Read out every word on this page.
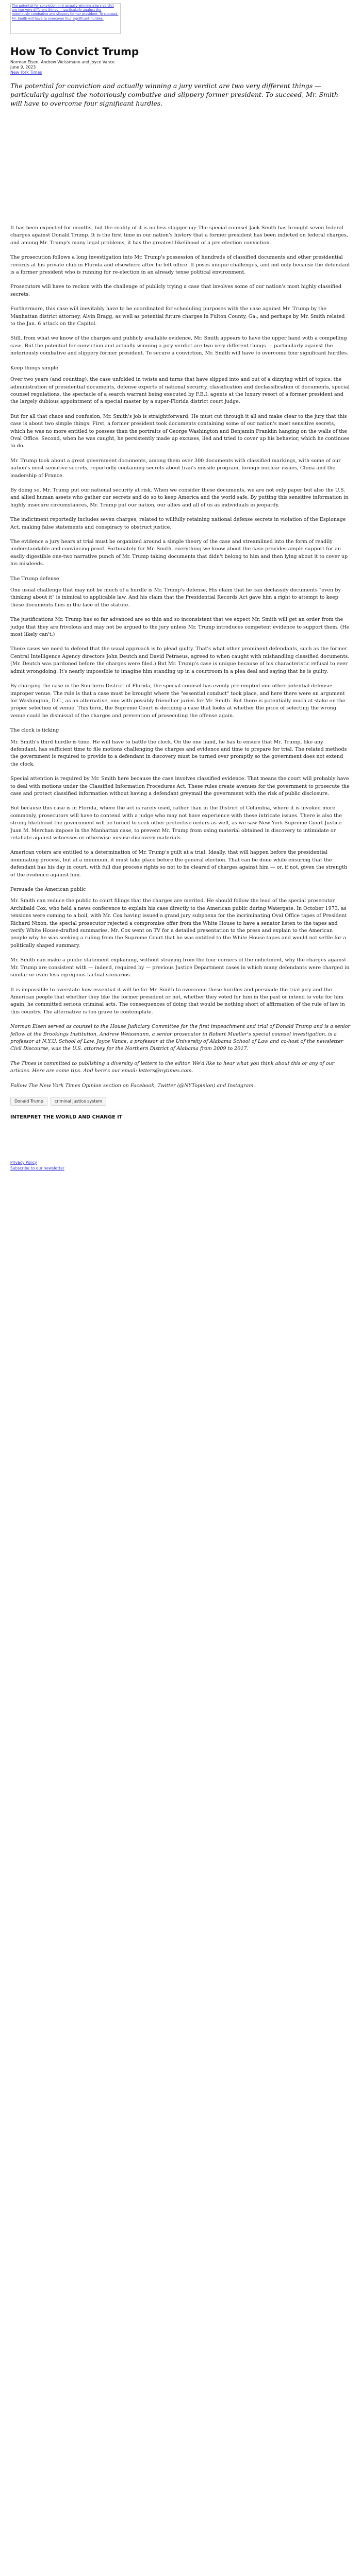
The potential for conviction and actually winning a jury verdict are two very different things — particularly against the notoriously combative and slippery former president. To succeed, Mr. Smith will have to overcome four significant hurdles.
How To Convict Trump
Norman Eisen, Andrew Weissmann and Joyce Vance
June 9, 2023
New York Times

The potential for conviction and actually winning a jury verdict are two very different things — particularly against the notoriously combative and slippery former president. To succeed, Mr. Smith will have to overcome four significant hurdles.

It has been expected for months, but the reality of it is no less staggering: The special counsel Jack Smith has brought seven federal charges against Donald Trump. It is the first time in our nation's history that a former president has been indicted on federal charges, and among Mr. Trump's many legal problems, it has the greatest likelihood of a pre-election conviction.

The prosecution follows a long investigation into Mr. Trump's possession of hundreds of classified documents and other presidential records at his private club in Florida and elsewhere after he left office. It poses unique challenges, and not only because the defendant is a former president who is running for re-election in an already tense political environment.

Prosecutors will have to reckon with the challenge of publicly trying a case that involves some of our nation's most highly classified secrets.

Furthermore, this case will inevitably have to be coordinated for scheduling purposes with the case against Mr. Trump by the Manhattan district attorney, Alvin Bragg, as well as potential future charges in Fulton County, Ga., and perhaps by Mr. Smith related to the Jan. 6 attack on the Capitol.

Still, from what we know of the charges and publicly available evidence, Mr. Smith appears to have the upper hand with a compelling case. But the potential for conviction and actually winning a jury verdict are two very different things — particularly against the notoriously combative and slippery former president. To secure a conviction, Mr. Smith will have to overcome four significant hurdles.

Keep things simple

Over two years (and counting), the case unfolded in twists and turns that have slipped into and out of a dizzying whirl of topics: the administration of presidential documents, defense experts of national security, classification and declassification of documents, special counsel regulations, the spectacle of a search warrant being executed by F.B.I. agents at the luxury resort of a former president and the largely dubious appointment of a special master by a super-Florida district court judge.

But for all that chaos and confusion, Mr. Smith's job is straightforward: He must cut through it all and make clear to the jury that this case is about two simple things: First, a former president took documents containing some of our nation's most sensitive secrets, which he was no more entitled to possess than the portraits of George Washington and Benjamin Franklin hanging on the walls of the Oval Office. Second, when he was caught, he persistently made up excuses, lied and tried to cover up his behavior, which he continues to do.

Mr. Trump took about a great government documents, among them over 300 documents with classified markings, with some of our nation's most sensitive secrets, reportedly containing secrets about Iran's missile program, foreign nuclear issues, China and the leadership of France.

By doing so, Mr. Trump put our national security at risk. When we consider these documents, we are not only paper but also the U.S. and allied human assets who gather our secrets and do so to keep America and the world safe. By putting this sensitive information in highly insecure circumstances, Mr. Trump put our nation, our allies and all of us as individuals in jeopardy.

The indictment reportedly includes seven charges, related to willfully retaining national defense secrets in violation of the Espionage Act, making false statements and conspiracy to obstruct justice.

The evidence a jury hears at trial must be organized around a simple theory of the case and streamlined into the form of readily understandable and convincing proof. Fortunately for Mr. Smith, everything we know about the case provides ample support for an easily digestible one-two narrative punch of Mr. Trump taking documents that didn't belong to him and then lying about it to cover up his misdeeds.

The Trump defense

One usual challenge that may not be much of a hurdle is Mr. Trump's defense, His claim that he can declassify documents "even by thinking about it" is inimical to applicable law. And his claim that the Presidential Records Act gave him a right to attempt to keep these documents flies in the face of the statute.

The justifications Mr. Trump has so far advanced are so thin and so inconsistent that we expect Mr. Smith will get an order from the judge that they are frivolous and may not be argued to the jury unless Mr. Trump introduces competent evidence to support them. (He most likely can't.)

There cases we need to defend that the usual approach is to plead guilty. That's what other prominent defendants, such as the former Central Intelligence Agency directors John Deutch and David Petraeus, agreed to when caught with mishandling classified documents. (Mr. Deutch was pardoned before the charges were filed.) But Mr. Trump's case is unique because of his characteristic refusal to ever admit wrongdoing. It's nearly impossible to imagine him standing up in a courtroom in a plea deal and saying that he is guilty.

By charging the case in the Southern District of Florida, the special counsel has evenly pre-empted one other potential defense: improper venue. The rule is that a case must be brought where the "essential conduct" took place, and here there were an argument for Washington, D.C., as an alternative, one with possibly friendlier juries for Mr. Smith. But there is potentially much at stake on the proper selection of venue. This term, the Supreme Court is deciding a case that looks at whether the price of selecting the wrong venue could be dismissal of the charges and prevention of prosecuting the offense again.

The clock is ticking

Mr. Smith's third hurdle is time. He will have to battle the clock. On the one hand, he has to ensure that Mr. Trump, like any defendant, has sufficient time to file motions challenging the charges and evidence and time to prepare for trial. The related methods the government is required to provide to a defendant in discovery must be turned over promptly so the government does not extend the clock.

Special attention is required by Mr. Smith here because the case involves classified evidence. That means the court will probably have to deal with motions under the Classified Information Procedures Act. These rules create avenues for the government to prosecute the case and protect classified information without having a defendant greymail the government with the risk of public disclosure.

But because this case is in Florida, where the act is rarely used, rather than in the District of Columbia, where it is invoked more commonly, prosecutors will have to contend with a judge who may not have experience with these intricate issues. There is also the strong likelihood the government will be forced to seek other protective orders as well, as we saw New York Supreme Court Justice Juan M. Merchan impose in the Manhattan case, to prevent Mr. Trump from using material obtained in discovery to intimidate or retaliate against witnesses or otherwise misuse discovery materials.

American voters are entitled to a determination of Mr. Trump's guilt at a trial. Ideally, that will happen before the presidential nominating process, but at a minimum, it must take place before the general election. That can be done while ensuring that the defendant has his day in court, with full due process rights so not to be cleared of charges against him — or, if not, given the strength of the evidence against him.

Persuade the American public

Mr. Smith can reduce the public to court filings that the charges are merited. He should follow the lead of the special prosecutor Archibald Cox, who held a news conference to explain his case directly to the American public during Watergate. In October 1973, as tensions were coming to a boil, with Mr. Cox having issued a grand jury subpoena for the incriminating Oval Office tapes of President Richard Nixon, the special prosecutor rejected a compromise offer from the White House to have a senator listen to the tapes and verify White House-drafted summaries. Mr. Cox went on TV for a detailed presentation to the press and explain to the American people why he was seeking a ruling from the Supreme Court that he was entitled to the White House tapes and would not settle for a politically shaped summary.

Mr. Smith can make a public statement explaining, without straying from the four corners of the indictment, why the charges against Mr. Trump are consistent with — indeed, required by — previous Justice Department cases in which many defendants were charged in similar or even less egregious factual scenarios.

It is impossible to overstate how essential it will be for Mr. Smith to overcome these hurdles and persuade the trial jury and the American people that whether they like the former president or not, whether they voted for him in the past or intend to vote for him again, he committed serious criminal acts. The consequences of doing that would be nothing short of affirmation of the rule of law in this country. The alternative is too grave to contemplate.

Norman Eisen served as counsel to the House Judiciary Committee for the first impeachment and trial of Donald Trump and is a senior fellow at the Brookings Institution. Andrew Weissmann, a senior prosecutor in Robert Mueller's special counsel investigation, is a professor at N.Y.U. School of Law. Joyce Vance, a professor at the University of Alabama School of Law and co-host of the newsletter Civil Discourse, was the U.S. attorney for the Northern District of Alabama from 2009 to 2017.

The Times is committed to publishing a diversity of letters to the editor. We'd like to hear what you think about this or any of our articles. Here are some tips. And here's our email: letters@nytimes.com.

Follow The New York Times Opinion section on Facebook, Twitter (@NYTopinion) and Instagram.

Donald Trump	criminal justice system
INTERPRET THE WORLD AND CHANGE IT
Privacy Policy
Subscribe to our newsletter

————————

# Goal
Above are the records; reproduce them exactly and leave out the pictures.

# Task result
Read out every word on this page.
The potential for conviction and actually winning a jury verdict are two very different things — particularly against the notoriously combative and slippery former president. To succeed, Mr. Smith will have to overcome four significant hurdles.
How To Convict Trump
Norman Eisen, Andrew Weissmann and Joyce Vance
June 9, 2023
New York Times

The potential for conviction and actually winning a jury verdict are two very different things — particularly against the notoriously combative and slippery former president. To succeed, Mr. Smith will have to overcome four significant hurdles.

It has been expected for months, but the reality of it is no less staggering: The special counsel Jack Smith has brought seven federal charges against Donald Trump. It is the first time in our nation's history that a former president has been indicted on federal charges, and among Mr. Trump's many legal problems, it has the greatest likelihood of a pre-election conviction.

The prosecution follows a long investigation into Mr. Trump's possession of hundreds of classified documents and other presidential records at his private club in Florida and elsewhere after he left office. It poses unique challenges, and not only because the defendant is a former president who is running for re-election in an already tense political environment.

Prosecutors will have to reckon with the challenge of publicly trying a case that involves some of our nation's most highly classified secrets.

Furthermore, this case will inevitably have to be coordinated for scheduling purposes with the case against Mr. Trump by the Manhattan district attorney, Alvin Bragg, as well as potential future charges in Fulton County, Ga., and perhaps by Mr. Smith related to the Jan. 6 attack on the Capitol.

Still, from what we know of the charges and publicly available evidence, Mr. Smith appears to have the upper hand with a compelling case. But the potential for conviction and actually winning a jury verdict are two very different things — particularly against the notoriously combative and slippery former president. To secure a conviction, Mr. Smith will have to overcome four significant hurdles.

Keep things simple

Over two years (and counting), the case unfolded in twists and turns that have slipped into and out of a dizzying whirl of topics: the administration of presidential documents, defense experts of national security, classification and declassification of documents, special counsel regulations, the spectacle of a search warrant being executed by F.B.I. agents at the luxury resort of a former president and the largely dubious appointment of a special master by a super-Florida district court judge.

But for all that chaos and confusion, Mr. Smith's job is straightforward: He must cut through it all and make clear to the jury that this case is about two simple things: First, a former president took documents containing some of our nation's most sensitive secrets, which he was no more entitled to possess than the portraits of George Washington and Benjamin Franklin hanging on the walls of the Oval Office. Second, when he was caught, he persistently made up excuses, lied and tried to cover up his behavior, which he continues to do.

Mr. Trump took about a great government documents, among them over 300 documents with classified markings, with some of our nation's most sensitive secrets, reportedly containing secrets about Iran's missile program, foreign nuclear issues, China and the leadership of France.

By doing so, Mr. Trump put our national security at risk. When we consider these documents, we are not only paper but also the U.S. and allied human assets who gather our secrets and do so to keep America and the world safe. By putting this sensitive information in highly insecure circumstances, Mr. Trump put our nation, our allies and all of us as individuals in jeopardy.

The indictment reportedly includes seven charges, related to willfully retaining national defense secrets in violation of the Espionage Act, making false statements and conspiracy to obstruct justice.

The evidence a jury hears at trial must be organized around a simple theory of the case and streamlined into the form of readily understandable and convincing proof. Fortunately for Mr. Smith, everything we know about the case provides ample support for an easily digestible one-two narrative punch of Mr. Trump taking documents that didn't belong to him and then lying about it to cover up his misdeeds.

The Trump defense

One usual challenge that may not be much of a hurdle is Mr. Trump's defense, His claim that he can declassify documents "even by thinking about it" is inimical to applicable law. And his claim that the Presidential Records Act gave him a right to attempt to keep these documents flies in the face of the statute.

The justifications Mr. Trump has so far advanced are so thin and so inconsistent that we expect Mr. Smith will get an order from the judge that they are frivolous and may not be argued to the jury unless Mr. Trump introduces competent evidence to support them. (He most likely can't.)

There cases we need to defend that the usual approach is to plead guilty. That's what other prominent defendants, such as the former Central Intelligence Agency directors John Deutch and David Petraeus, agreed to when caught with mishandling classified documents. (Mr. Deutch was pardoned before the charges were filed.) But Mr. Trump's case is unique because of his characteristic refusal to ever admit wrongdoing. It's nearly impossible to imagine him standing up in a courtroom in a plea deal and saying that he is guilty.

By charging the case in the Southern District of Florida, the special counsel has evenly pre-empted one other potential defense: improper venue. The rule is that a case must be brought where the "essential conduct" took place, and here there were an argument for Washington, D.C., as an alternative, one with possibly friendlier juries for Mr. Smith. But there is potentially much at stake on the proper selection of venue. This term, the Supreme Court is deciding a case that looks at whether the price of selecting the wrong venue could be dismissal of the charges and prevention of prosecuting the offense again.

The clock is ticking

Mr. Smith's third hurdle is time. He will have to battle the clock. On the one hand, he has to ensure that Mr. Trump, like any defendant, has sufficient time to file motions challenging the charges and evidence and time to prepare for trial. The related methods the government is required to provide to a defendant in discovery must be turned over promptly so the government does not extend the clock.

Special attention is required by Mr. Smith here because the case involves classified evidence. That means the court will probably have to deal with motions under the Classified Information Procedures Act. These rules create avenues for the government to prosecute the case and protect classified information without having a defendant greymail the government with the risk of public disclosure.

But because this case is in Florida, where the act is rarely used, rather than in the District of Columbia, where it is invoked more commonly, prosecutors will have to contend with a judge who may not have experience with these intricate issues. There is also the strong likelihood the government will be forced to seek other protective orders as well, as we saw New York Supreme Court Justice Juan M. Merchan impose in the Manhattan case, to prevent Mr. Trump from using material obtained in discovery to intimidate or retaliate against witnesses or otherwise misuse discovery materials.

American voters are entitled to a determination of Mr. Trump's guilt at a trial. Ideally, that will happen before the presidential nominating process, but at a minimum, it must take place before the general election. That can be done while ensuring that the defendant has his day in court, with full due process rights so not to be cleared of charges against him — or, if not, given the strength of the evidence against him.

Persuade the American public

Mr. Smith can reduce the public to court filings that the charges are merited. He should follow the lead of the special prosecutor Archibald Cox, who held a news conference to explain his case directly to the American public during Watergate. In October 1973, as tensions were coming to a boil, with Mr. Cox having issued a grand jury subpoena for the incriminating Oval Office tapes of President Richard Nixon, the special prosecutor rejected a compromise offer from the White House to have a senator listen to the tapes and verify White House-drafted summaries. Mr. Cox went on TV for a detailed presentation to the press and explain to the American people why he was seeking a ruling from the Supreme Court that he was entitled to the White House tapes and would not settle for a politically shaped summary.

Mr. Smith can make a public statement explaining, without straying from the four corners of the indictment, why the charges against Mr. Trump are consistent with — indeed, required by — previous Justice Department cases in which many defendants were charged in similar or even less egregious factual scenarios.

It is impossible to overstate how essential it will be for Mr. Smith to overcome these hurdles and persuade the trial jury and the American people that whether they like the former president or not, whether they voted for him in the past or intend to vote for him again, he committed serious criminal acts. The consequences of doing that would be nothing short of affirmation of the rule of law in this country. The alternative is too grave to contemplate.

Norman Eisen served as counsel to the House Judiciary Committee for the first impeachment and trial of Donald Trump and is a senior fellow at the Brookings Institution. Andrew Weissmann, a senior prosecutor in Robert Mueller's special counsel investigation, is a professor at N.Y.U. School of Law. Joyce Vance, a professor at the University of Alabama School of Law and co-host of the newsletter Civil Discourse, was the U.S. attorney for the Northern District of Alabama from 2009 to 2017.

The Times is committed to publishing a diversity of letters to the editor. We'd like to hear what you think about this or any of our articles. Here are some tips. And here's our email: letters@nytimes.com.

Follow The New York Times Opinion section on Facebook, Twitter (@NYTopinion) and Instagram.

Donald Trump	criminal justice system
INTERPRET THE WORLD AND CHANGE IT
Privacy Policy
Subscribe to our newsletter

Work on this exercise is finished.